YOUR TASK: Locate all lines in the data below that hold "bekam" and show them.

SUPPLIED INFORMATION:
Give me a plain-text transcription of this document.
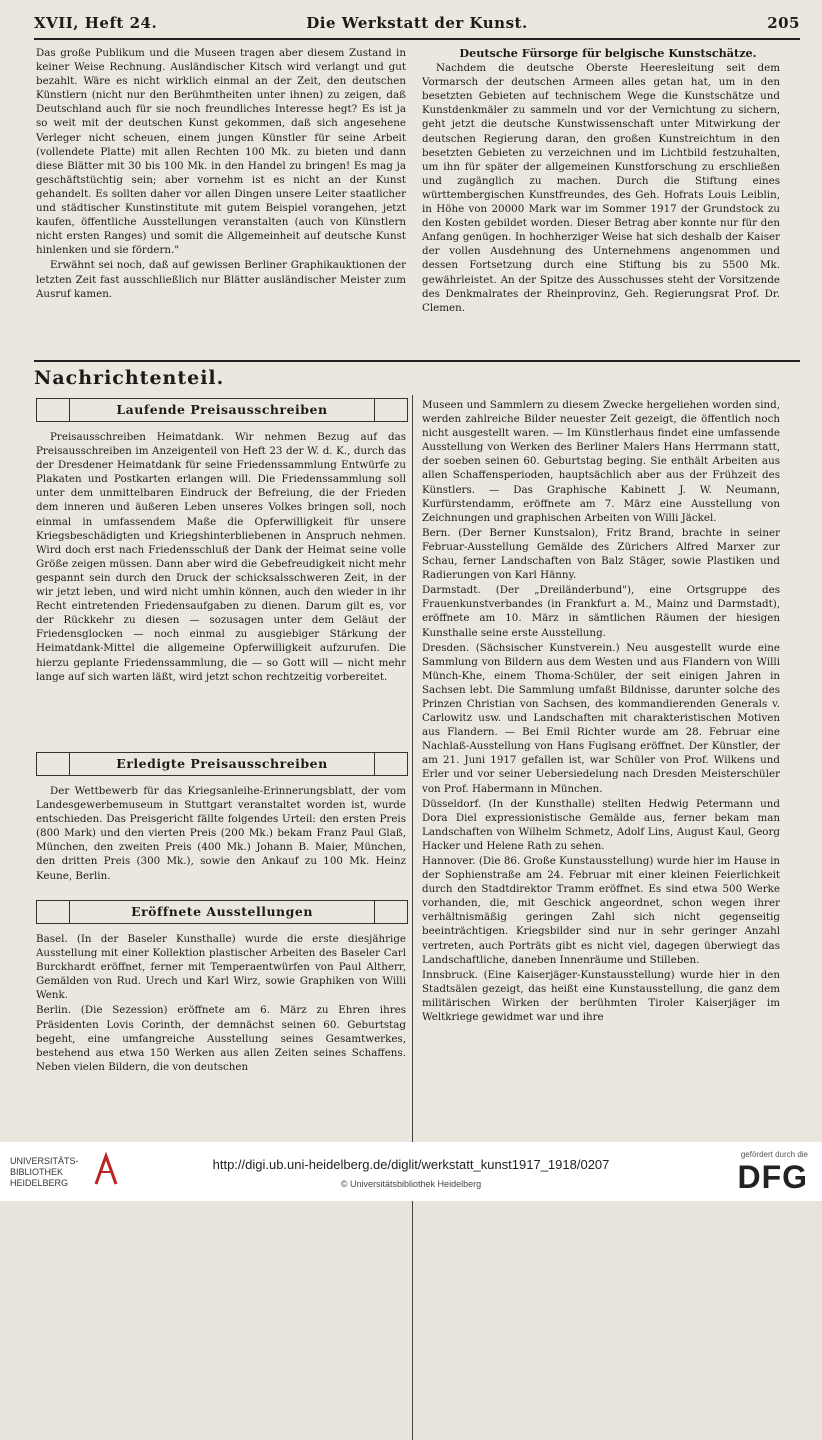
XVII, Heft 24.	Die Werkstatt der Kunst.	205

Das große Publikum und die Museen tragen aber diesem Zustand in keiner Weise Rechnung. Ausländischer Kitsch wird verlangt und gut bezahlt. Wäre es nicht wirklich einmal an der Zeit, den deutschen Künstlern (nicht nur den Berühmtheiten unter ihnen) zu zeigen, daß Deutschland auch für sie noch freundliches Interesse hegt? Es ist ja so weit mit der deutschen Kunst gekommen, daß sich angesehene Verleger nicht scheuen, einem jungen Künstler für seine Arbeit (vollendete Platte) mit allen Rechten 100 Mk. zu bieten und dann diese Blätter mit 30 bis 100 Mk. in den Handel zu bringen! Es mag ja geschäftstüchtig sein; aber vornehm ist es nicht an der Kunst gehandelt. Es sollten daher vor allen Dingen unsere Leiter staatlicher und städtischer Kunstinstitute mit gutem Beispiel vorangehen, jetzt kaufen, öffentliche Ausstellungen veranstalten (auch von Künstlern nicht ersten Ranges) und somit die Allgemeinheit auf deutsche Kunst hinlenken und sie fördern."

Erwähnt sei noch, daß auf gewissen Berliner Graphikauktionen der letzten Zeit fast ausschließlich nur Blätter ausländischer Meister zum Ausruf kamen.

Deutsche Fürsorge für belgische Kunstschätze.

Nachdem die deutsche Oberste Heeresleitung seit dem Vormarsch der deutschen Armeen alles getan hat, um in den besetzten Gebieten auf technischem Wege die Kunstschätze und Kunstdenkmäler zu sammeln und vor der Vernichtung zu sichern, geht jetzt die deutsche Kunstwissenschaft unter Mitwirkung der deutschen Regierung daran, den großen Kunstreichtum in den besetzten Gebieten zu verzeichnen und im Lichtbild festzuhalten, um ihn für später der allgemeinen Kunstforschung zu erschließen und zugänglich zu machen. Durch die Stiftung eines württembergischen Kunstfreundes, des Geh. Hofrats Louis Leiblin, in Höhe von 20000 Mark war im Sommer 1917 der Grundstock zu den Kosten gebildet worden. Dieser Betrag aber konnte nur für den Anfang genügen. In hochherziger Weise hat sich deshalb der Kaiser der vollen Ausdehnung des Unternehmens angenommen und dessen Fortsetzung durch eine Stiftung bis zu 5500 Mk. gewährleistet. An der Spitze des Ausschusses steht der Vorsitzende des Denkmalrates der Rheinprovinz, Geh. Regierungsrat Prof. Dr. Clemen.

Nachrichtenteil.
Laufende Preisausschreiben

Preisausschreiben Heimatdank. Wir nehmen Bezug auf das Preisausschreiben im Anzeigenteil von Heft 23 der W. d. K., durch das der Dresdener Heimatdank für seine Friedenssammlung Entwürfe zu Plakaten und Postkarten erlangen will. Die Friedenssammlung soll unter dem unmittelbaren Eindruck der Befreiung, die der Frieden dem inneren und äußeren Leben unseres Volkes bringen soll, noch einmal in umfassendem Maße die Opferwilligkeit für unsere Kriegsbeschädigten und Kriegshinterbliebenen in Anspruch nehmen. Wird doch erst nach Friedensschluß der Dank der Heimat seine volle Größe zeigen müssen. Dann aber wird die Gebefreudigkeit nicht mehr gespannt sein durch den Druck der schicksalsschweren Zeit, in der wir jetzt leben, und wird nicht umhin können, auch den wieder in ihr Recht eintretenden Friedensaufgaben zu dienen. Darum gilt es, vor der Rückkehr zu diesen — sozusagen unter dem Geläut der Friedensglocken — noch einmal zu ausgiebiger Stärkung der Heimatdank-Mittel die allgemeine Opferwilligkeit aufzurufen. Die hierzu geplante Friedenssammlung, die — so Gott will — nicht mehr lange auf sich warten läßt, wird jetzt schon rechtzeitig vorbereitet.

Erledigte Preisausschreiben

Der Wettbewerb für das Kriegsanleihe-Erinnerungsblatt, der vom Landesgewerbemuseum in Stuttgart veranstaltet worden ist, wurde entschieden. Das Preisgericht fällte folgendes Urteil: den ersten Preis (800 Mark) und den vierten Preis (200 Mk.) bekam Franz Paul Glaß, München, den zweiten Preis (400 Mk.) Johann B. Maier, München, den dritten Preis (300 Mk.), sowie den Ankauf zu 100 Mk. Heinz Keune, Berlin.

Eröffnete Ausstellungen

Basel. (In der Baseler Kunsthalle) wurde die erste diesjährige Ausstellung mit einer Kollektion plastischer Arbeiten des Baseler Carl Burckhardt eröffnet, ferner mit Temperaentwürfen von Paul Altherr, Gemälden von Rud. Urech und Karl Wirz, sowie Graphiken von Willi Wenk.

Berlin. (Die Sezession) eröffnete am 6. März zu Ehren ihres Präsidenten Lovis Corinth, der demnächst seinen 60. Geburtstag begeht, eine umfangreiche Ausstellung seines Gesamtwerkes, bestehend aus etwa 150 Werken aus allen Zeiten seines Schaffens. Neben vielen Bildern, die von deutschen

Museen und Sammlern zu diesem Zwecke hergeliehen worden sind, werden zahlreiche Bilder neuester Zeit gezeigt, die öffentlich noch nicht ausgestellt waren. — Im Künstlerhaus findet eine umfassende Ausstellung von Werken des Berliner Malers Hans Herrmann statt, der soeben seinen 60. Geburtstag beging. Sie enthält Arbeiten aus allen Schaffensperioden, hauptsächlich aber aus der Frühzeit des Künstlers. — Das Graphische Kabinett J. W. Neumann, Kurfürstendamm, eröffnete am 7. März eine Ausstellung von Zeichnungen und graphischen Arbeiten von Willi Jäckel.

Bern. (Der Berner Kunstsalon), Fritz Brand, brachte in seiner Februar-Ausstellung Gemälde des Zürichers Alfred Marxer zur Schau, ferner Landschaften von Balz Stäger, sowie Plastiken und Radierungen von Karl Hänny.

Darmstadt. (Der „Dreiländerbund"), eine Ortsgruppe des Frauenkunstverbandes (in Frankfurt a. M., Mainz und Darmstadt), eröffnete am 10. März in sämtlichen Räumen der hiesigen Kunsthalle seine erste Ausstellung.

Dresden. (Sächsischer Kunstverein.) Neu ausgestellt wurde eine Sammlung von Bildern aus dem Westen und aus Flandern von Willi Münch-Khe, einem Thoma-Schüler, der seit einigen Jahren in Sachsen lebt. Die Sammlung umfaßt Bildnisse, darunter solche des Prinzen Christian von Sachsen, des kommandierenden Generals v. Carlowitz usw. und Landschaften mit charakteristischen Motiven aus Flandern. — Bei Emil Richter wurde am 28. Februar eine Nachlaß-Ausstellung von Hans Fuglsang eröffnet. Der Künstler, der am 21. Juni 1917 gefallen ist, war Schüler von Prof. Wilkens und Erler und vor seiner Uebersiedelung nach Dresden Meisterschüler von Prof. Habermann in München.

Düsseldorf. (In der Kunsthalle) stellten Hedwig Petermann und Dora Diel expressionistische Gemälde aus, ferner bekam man Landschaften von Wilhelm Schmetz, Adolf Lins, August Kaul, Georg Hacker und Helene Rath zu sehen.

Hannover. (Die 86. Große Kunstausstellung) wurde hier im Hause in der Sophienstraße am 24. Februar mit einer kleinen Feierlichkeit durch den Stadtdirektor Tramm eröffnet. Es sind etwa 500 Werke vorhanden, die, mit Geschick angeordnet, schon wegen ihrer verhältnismäßig geringen Zahl sich nicht gegenseitig beeinträchtigen. Kriegsbilder sind nur in sehr geringer Anzahl vertreten, auch Porträts gibt es nicht viel, dagegen überwiegt das Landschaftliche, daneben Innenräume und Stilleben.

Innsbruck. (Eine Kaiserjäger-Kunstausstellung) wurde hier in den Stadtsälen gezeigt, das heißt eine Kunstausstellung, die ganz dem militärischen Wirken der berühmten Tiroler Kaiserjäger im Weltkriege gewidmet war und ihre

UNIVERSITÄTS-
BIBLIOTHEK
HEIDELBERG
http://digi.ub.uni-heidelberg.de/diglit/werkstatt_kunst1917_1918/0207
© Universitätsbibliothek Heidelberg
gefördert durch die
DFG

EXPECTED ANSWER:
Der Wettbewerb für das Kriegsanleihe-Erinnerungsblatt, der vom Landesgewerbemuseum in Stuttgart veranstaltet worden ist, wurde entschieden. Das Preisgericht fällte folgendes Urteil: den ersten Preis (800 Mark) und den vierten Preis (200 Mk.) bekam Franz Paul Glaß, München, den zweiten Preis (400 Mk.) Johann B. Maier, München, den dritten Preis (300 Mk.), sowie den Ankauf zu 100 Mk. Heinz Keune, Berlin.
Düsseldorf. (In der Kunsthalle) stellten Hedwig Petermann und Dora Diel expressionistische Gemälde aus, ferner bekam man Landschaften von Wilhelm Schmetz, Adolf Lins, August Kaul, Georg Hacker und Helene Rath zu sehen.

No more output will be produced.